[START OF Input data]

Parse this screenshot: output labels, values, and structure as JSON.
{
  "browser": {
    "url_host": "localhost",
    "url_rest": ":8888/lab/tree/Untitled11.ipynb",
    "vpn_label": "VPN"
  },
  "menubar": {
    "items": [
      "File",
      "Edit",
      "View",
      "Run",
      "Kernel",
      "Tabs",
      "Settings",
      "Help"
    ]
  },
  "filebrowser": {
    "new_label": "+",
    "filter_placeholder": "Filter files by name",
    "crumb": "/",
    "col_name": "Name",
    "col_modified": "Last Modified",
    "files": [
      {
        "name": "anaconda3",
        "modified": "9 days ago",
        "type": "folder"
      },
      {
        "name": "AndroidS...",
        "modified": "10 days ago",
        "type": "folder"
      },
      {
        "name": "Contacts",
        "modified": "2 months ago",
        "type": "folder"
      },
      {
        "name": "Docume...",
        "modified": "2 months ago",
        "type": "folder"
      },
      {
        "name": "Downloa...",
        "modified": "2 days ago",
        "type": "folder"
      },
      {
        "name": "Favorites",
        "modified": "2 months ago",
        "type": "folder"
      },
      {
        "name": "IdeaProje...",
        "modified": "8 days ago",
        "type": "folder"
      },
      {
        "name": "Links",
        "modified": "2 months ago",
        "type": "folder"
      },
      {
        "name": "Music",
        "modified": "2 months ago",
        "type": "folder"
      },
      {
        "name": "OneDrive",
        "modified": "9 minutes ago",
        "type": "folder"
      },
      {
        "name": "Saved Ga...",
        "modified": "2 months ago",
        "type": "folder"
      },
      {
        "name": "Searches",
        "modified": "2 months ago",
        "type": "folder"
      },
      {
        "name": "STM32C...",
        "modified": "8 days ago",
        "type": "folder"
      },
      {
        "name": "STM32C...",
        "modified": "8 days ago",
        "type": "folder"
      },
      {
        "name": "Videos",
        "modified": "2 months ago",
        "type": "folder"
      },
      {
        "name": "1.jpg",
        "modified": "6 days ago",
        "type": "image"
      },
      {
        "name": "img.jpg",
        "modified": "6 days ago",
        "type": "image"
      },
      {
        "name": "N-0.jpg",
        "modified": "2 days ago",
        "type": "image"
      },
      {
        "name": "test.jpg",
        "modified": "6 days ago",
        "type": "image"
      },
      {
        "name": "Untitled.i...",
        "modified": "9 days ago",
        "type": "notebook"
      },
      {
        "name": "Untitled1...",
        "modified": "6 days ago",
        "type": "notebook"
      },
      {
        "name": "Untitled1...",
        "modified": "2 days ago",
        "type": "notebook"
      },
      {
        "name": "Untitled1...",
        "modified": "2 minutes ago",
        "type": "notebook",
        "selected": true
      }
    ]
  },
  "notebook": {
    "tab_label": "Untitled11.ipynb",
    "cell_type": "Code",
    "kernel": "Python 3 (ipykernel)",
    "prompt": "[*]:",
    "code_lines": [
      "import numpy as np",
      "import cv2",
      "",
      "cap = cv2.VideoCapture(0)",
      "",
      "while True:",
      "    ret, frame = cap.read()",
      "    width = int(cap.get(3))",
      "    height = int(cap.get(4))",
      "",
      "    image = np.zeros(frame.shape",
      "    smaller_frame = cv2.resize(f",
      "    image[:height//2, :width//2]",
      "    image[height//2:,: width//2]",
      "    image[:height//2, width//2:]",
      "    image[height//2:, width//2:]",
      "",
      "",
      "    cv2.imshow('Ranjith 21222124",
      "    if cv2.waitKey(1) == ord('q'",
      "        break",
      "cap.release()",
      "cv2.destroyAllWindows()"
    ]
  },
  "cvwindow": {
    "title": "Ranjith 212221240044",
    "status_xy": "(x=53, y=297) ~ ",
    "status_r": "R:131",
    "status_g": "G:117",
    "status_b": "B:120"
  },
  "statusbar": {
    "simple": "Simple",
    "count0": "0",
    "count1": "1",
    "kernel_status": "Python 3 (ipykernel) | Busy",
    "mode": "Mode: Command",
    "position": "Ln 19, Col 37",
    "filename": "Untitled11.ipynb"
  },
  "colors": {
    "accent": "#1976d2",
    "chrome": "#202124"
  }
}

[END OF Input data]

**The exercise**
Give an exact repetition of all the material.

**Full answer**
Parse this screenshot: output labels, values, and structure as JSON.
{
  "browser": {
    "url_host": "localhost",
    "url_rest": ":8888/lab/tree/Untitled11.ipynb",
    "vpn_label": "VPN"
  },
  "menubar": {
    "items": [
      "File",
      "Edit",
      "View",
      "Run",
      "Kernel",
      "Tabs",
      "Settings",
      "Help"
    ]
  },
  "filebrowser": {
    "new_label": "+",
    "filter_placeholder": "Filter files by name",
    "crumb": "/",
    "col_name": "Name",
    "col_modified": "Last Modified",
    "files": [
      {
        "name": "anaconda3",
        "modified": "9 days ago",
        "type": "folder"
      },
      {
        "name": "AndroidS...",
        "modified": "10 days ago",
        "type": "folder"
      },
      {
        "name": "Contacts",
        "modified": "2 months ago",
        "type": "folder"
      },
      {
        "name": "Docume...",
        "modified": "2 months ago",
        "type": "folder"
      },
      {
        "name": "Downloa...",
        "modified": "2 days ago",
        "type": "folder"
      },
      {
        "name": "Favorites",
        "modified": "2 months ago",
        "type": "folder"
      },
      {
        "name": "IdeaProje...",
        "modified": "8 days ago",
        "type": "folder"
      },
      {
        "name": "Links",
        "modified": "2 months ago",
        "type": "folder"
      },
      {
        "name": "Music",
        "modified": "2 months ago",
        "type": "folder"
      },
      {
        "name": "OneDrive",
        "modified": "9 minutes ago",
        "type": "folder"
      },
      {
        "name": "Saved Ga...",
        "modified": "2 months ago",
        "type": "folder"
      },
      {
        "name": "Searches",
        "modified": "2 months ago",
        "type": "folder"
      },
      {
        "name": "STM32C...",
        "modified": "8 days ago",
        "type": "folder"
      },
      {
        "name": "STM32C...",
        "modified": "8 days ago",
        "type": "folder"
      },
      {
        "name": "Videos",
        "modified": "2 months ago",
        "type": "folder"
      },
      {
        "name": "1.jpg",
        "modified": "6 days ago",
        "type": "image"
      },
      {
        "name": "img.jpg",
        "modified": "6 days ago",
        "type": "image"
      },
      {
        "name": "N-0.jpg",
        "modified": "2 days ago",
        "type": "image"
      },
      {
        "name": "test.jpg",
        "modified": "6 days ago",
        "type": "image"
      },
      {
        "name": "Untitled.i...",
        "modified": "9 days ago",
        "type": "notebook"
      },
      {
        "name": "Untitled1...",
        "modified": "6 days ago",
        "type": "notebook"
      },
      {
        "name": "Untitled1...",
        "modified": "2 days ago",
        "type": "notebook"
      },
      {
        "name": "Untitled1...",
        "modified": "2 minutes ago",
        "type": "notebook",
        "selected": true
      }
    ]
  },
  "notebook": {
    "tab_label": "Untitled11.ipynb",
    "cell_type": "Code",
    "kernel": "Python 3 (ipykernel)",
    "prompt": "[*]:",
    "code_lines": [
      "import numpy as np",
      "import cv2",
      "",
      "cap = cv2.VideoCapture(0)",
      "",
      "while True:",
      "    ret, frame = cap.read()",
      "    width = int(cap.get(3))",
      "    height = int(cap.get(4))",
      "",
      "    image = np.zeros(frame.shape",
      "    smaller_frame = cv2.resize(f",
      "    image[:height//2, :width//2]",
      "    image[height//2:,: width//2]",
      "    image[:height//2, width//2:]",
      "    image[height//2:, width//2:]",
      "",
      "",
      "    cv2.imshow('Ranjith 21222124",
      "    if cv2.waitKey(1) == ord('q'",
      "        break",
      "cap.release()",
      "cv2.destroyAllWindows()"
    ]
  },
  "cvwindow": {
    "title": "Ranjith 212221240044",
    "status_xy": "(x=53, y=297) ~ ",
    "status_r": "R:131",
    "status_g": "G:117",
    "status_b": "B:120"
  },
  "statusbar": {
    "simple": "Simple",
    "count0": "0",
    "count1": "1",
    "kernel_status": "Python 3 (ipykernel) | Busy",
    "mode": "Mode: Command",
    "position": "Ln 19, Col 37",
    "filename": "Untitled11.ipynb"
  },
  "colors": {
    "accent": "#1976d2",
    "chrome": "#202124"
  }
}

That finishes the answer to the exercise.